## Begin Given entries

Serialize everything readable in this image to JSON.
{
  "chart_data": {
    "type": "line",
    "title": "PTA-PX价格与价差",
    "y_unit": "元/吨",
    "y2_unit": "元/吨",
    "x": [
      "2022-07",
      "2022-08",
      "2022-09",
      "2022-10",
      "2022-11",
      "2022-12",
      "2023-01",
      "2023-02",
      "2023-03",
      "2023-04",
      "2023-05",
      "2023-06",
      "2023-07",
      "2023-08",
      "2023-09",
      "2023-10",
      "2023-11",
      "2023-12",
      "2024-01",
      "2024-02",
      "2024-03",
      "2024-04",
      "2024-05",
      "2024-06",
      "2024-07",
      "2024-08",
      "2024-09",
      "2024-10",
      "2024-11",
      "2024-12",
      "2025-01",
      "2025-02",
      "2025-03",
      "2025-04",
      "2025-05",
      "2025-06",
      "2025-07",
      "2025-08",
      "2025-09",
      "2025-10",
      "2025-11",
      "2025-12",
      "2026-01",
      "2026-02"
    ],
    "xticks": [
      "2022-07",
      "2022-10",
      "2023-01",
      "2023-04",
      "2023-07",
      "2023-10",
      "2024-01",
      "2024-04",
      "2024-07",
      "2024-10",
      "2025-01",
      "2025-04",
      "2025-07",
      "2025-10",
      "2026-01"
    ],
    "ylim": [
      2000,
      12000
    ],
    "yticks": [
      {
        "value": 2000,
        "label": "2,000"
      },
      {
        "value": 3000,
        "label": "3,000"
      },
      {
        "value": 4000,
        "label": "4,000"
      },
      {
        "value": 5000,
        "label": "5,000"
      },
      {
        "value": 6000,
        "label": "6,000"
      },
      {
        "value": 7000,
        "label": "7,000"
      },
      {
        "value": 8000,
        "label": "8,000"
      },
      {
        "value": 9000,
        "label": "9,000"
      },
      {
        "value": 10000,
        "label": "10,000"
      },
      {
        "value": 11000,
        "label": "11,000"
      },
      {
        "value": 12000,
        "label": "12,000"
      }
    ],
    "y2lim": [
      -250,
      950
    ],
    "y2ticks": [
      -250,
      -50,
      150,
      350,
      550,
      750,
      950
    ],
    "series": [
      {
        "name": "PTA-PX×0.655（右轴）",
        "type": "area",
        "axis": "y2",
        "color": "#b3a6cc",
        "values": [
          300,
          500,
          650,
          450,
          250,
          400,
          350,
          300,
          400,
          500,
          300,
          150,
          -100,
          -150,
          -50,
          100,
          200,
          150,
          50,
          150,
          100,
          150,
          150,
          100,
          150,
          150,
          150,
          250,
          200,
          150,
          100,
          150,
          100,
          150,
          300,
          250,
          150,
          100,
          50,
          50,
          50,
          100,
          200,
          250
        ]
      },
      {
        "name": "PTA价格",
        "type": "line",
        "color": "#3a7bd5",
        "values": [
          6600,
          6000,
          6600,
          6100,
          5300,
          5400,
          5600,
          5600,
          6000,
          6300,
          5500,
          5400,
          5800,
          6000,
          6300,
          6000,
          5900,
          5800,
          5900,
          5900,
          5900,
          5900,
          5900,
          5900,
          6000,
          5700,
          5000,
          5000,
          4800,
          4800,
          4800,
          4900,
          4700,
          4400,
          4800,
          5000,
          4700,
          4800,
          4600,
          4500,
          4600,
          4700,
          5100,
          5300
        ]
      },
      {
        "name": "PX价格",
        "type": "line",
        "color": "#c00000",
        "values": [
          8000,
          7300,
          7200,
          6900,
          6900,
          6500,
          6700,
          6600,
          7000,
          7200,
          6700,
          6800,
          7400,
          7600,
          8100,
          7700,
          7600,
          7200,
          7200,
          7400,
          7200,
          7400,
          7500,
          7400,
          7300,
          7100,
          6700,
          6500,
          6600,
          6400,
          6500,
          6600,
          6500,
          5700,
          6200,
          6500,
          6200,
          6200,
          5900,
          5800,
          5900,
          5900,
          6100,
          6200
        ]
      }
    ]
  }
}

## End Given entries

* Problem statement:
Go through the listing above and return every line where the word "type" occurs.

* Expected output:
    "type": "line",
        "type": "area",
        "type": "line",
        "type": "line",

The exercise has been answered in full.